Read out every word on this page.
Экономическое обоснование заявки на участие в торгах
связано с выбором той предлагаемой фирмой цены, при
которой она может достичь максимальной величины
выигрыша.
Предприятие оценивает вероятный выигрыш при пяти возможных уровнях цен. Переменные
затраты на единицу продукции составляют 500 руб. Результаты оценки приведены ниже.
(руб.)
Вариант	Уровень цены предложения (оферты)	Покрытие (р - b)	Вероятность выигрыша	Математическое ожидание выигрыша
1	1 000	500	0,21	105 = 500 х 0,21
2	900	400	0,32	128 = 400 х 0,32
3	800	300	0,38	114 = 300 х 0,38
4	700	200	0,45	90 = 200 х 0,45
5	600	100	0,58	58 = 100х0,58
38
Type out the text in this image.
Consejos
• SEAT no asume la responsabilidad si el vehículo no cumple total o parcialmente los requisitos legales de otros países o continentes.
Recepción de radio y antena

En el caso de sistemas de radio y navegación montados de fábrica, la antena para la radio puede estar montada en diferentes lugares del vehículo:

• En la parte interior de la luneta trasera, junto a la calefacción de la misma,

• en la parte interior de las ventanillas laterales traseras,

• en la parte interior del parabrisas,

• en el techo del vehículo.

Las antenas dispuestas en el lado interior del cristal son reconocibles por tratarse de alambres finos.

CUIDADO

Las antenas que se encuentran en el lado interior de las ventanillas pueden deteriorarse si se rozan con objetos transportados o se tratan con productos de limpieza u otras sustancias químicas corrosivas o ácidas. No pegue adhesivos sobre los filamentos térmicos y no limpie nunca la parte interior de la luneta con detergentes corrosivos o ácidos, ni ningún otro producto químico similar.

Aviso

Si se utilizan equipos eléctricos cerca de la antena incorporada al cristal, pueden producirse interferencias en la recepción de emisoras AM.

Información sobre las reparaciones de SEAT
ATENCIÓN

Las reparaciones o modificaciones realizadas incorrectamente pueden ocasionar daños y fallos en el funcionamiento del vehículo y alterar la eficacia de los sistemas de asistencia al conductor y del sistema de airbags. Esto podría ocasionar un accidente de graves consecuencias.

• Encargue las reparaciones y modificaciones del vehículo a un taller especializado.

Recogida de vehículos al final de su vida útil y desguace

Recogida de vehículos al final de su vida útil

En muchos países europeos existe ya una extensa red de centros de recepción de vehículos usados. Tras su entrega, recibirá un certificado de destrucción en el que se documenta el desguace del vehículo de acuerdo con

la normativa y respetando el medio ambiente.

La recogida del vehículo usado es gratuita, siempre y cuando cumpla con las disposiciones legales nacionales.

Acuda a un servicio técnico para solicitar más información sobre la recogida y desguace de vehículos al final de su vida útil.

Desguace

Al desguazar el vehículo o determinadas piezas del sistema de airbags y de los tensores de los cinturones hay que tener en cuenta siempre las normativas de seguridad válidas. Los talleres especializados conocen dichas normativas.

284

___

» Your goal
Extract each record, keeping it identical to the original.

» Result of the exercise
Read out every word on this page.
Экономическое обоснование заявки на участие в торгах
связано с выбором той предлагаемой фирмой цены, при
которой она может достичь максимальной величины
выигрыша.
Предприятие оценивает вероятный выигрыш при пяти возможных уровнях цен. Переменные
затраты на единицу продукции составляют 500 руб. Результаты оценки приведены ниже.
(руб.)
Вариант	Уровень цены предложения (оферты)	Покрытие (р - b)	Вероятность выигрыша	Математическое ожидание выигрыша
1	1 000	500	0,21	105 = 500 х 0,21
2	900	400	0,32	128 = 400 х 0,32
3	800	300	0,38	114 = 300 х 0,38
4	700	200	0,45	90 = 200 х 0,45
5	600	100	0,58	58 = 100х0,58
38
Type out the text in this image.
Consejos
• SEAT no asume la responsabilidad si el vehículo no cumple total o parcialmente los requisitos legales de otros países o continentes.
Recepción de radio y antena

En el caso de sistemas de radio y navegación montados de fábrica, la antena para la radio puede estar montada en diferentes lugares del vehículo:

• En la parte interior de la luneta trasera, junto a la calefacción de la misma,

• en la parte interior de las ventanillas laterales traseras,

• en la parte interior del parabrisas,

• en el techo del vehículo.

Las antenas dispuestas en el lado interior del cristal son reconocibles por tratarse de alambres finos.

CUIDADO

Las antenas que se encuentran en el lado interior de las ventanillas pueden deteriorarse si se rozan con objetos transportados o se tratan con productos de limpieza u otras sustancias químicas corrosivas o ácidas. No pegue adhesivos sobre los filamentos térmicos y no limpie nunca la parte interior de la luneta con detergentes corrosivos o ácidos, ni ningún otro producto químico similar.

Aviso

Si se utilizan equipos eléctricos cerca de la antena incorporada al cristal, pueden producirse interferencias en la recepción de emisoras AM.

Información sobre las reparaciones de SEAT
ATENCIÓN

Las reparaciones o modificaciones realizadas incorrectamente pueden ocasionar daños y fallos en el funcionamiento del vehículo y alterar la eficacia de los sistemas de asistencia al conductor y del sistema de airbags. Esto podría ocasionar un accidente de graves consecuencias.

• Encargue las reparaciones y modificaciones del vehículo a un taller especializado.

Recogida de vehículos al final de su vida útil y desguace

Recogida de vehículos al final de su vida útil

En muchos países europeos existe ya una extensa red de centros de recepción de vehículos usados. Tras su entrega, recibirá un certificado de destrucción en el que se documenta el desguace del vehículo de acuerdo con

la normativa y respetando el medio ambiente.

La recogida del vehículo usado es gratuita, siempre y cuando cumpla con las disposiciones legales nacionales.

Acuda a un servicio técnico para solicitar más información sobre la recogida y desguace de vehículos al final de su vida útil.

Desguace

Al desguazar el vehículo o determinadas piezas del sistema de airbags y de los tensores de los cinturones hay que tener en cuenta siempre las normativas de seguridad válidas. Los talleres especializados conocen dichas normativas.

284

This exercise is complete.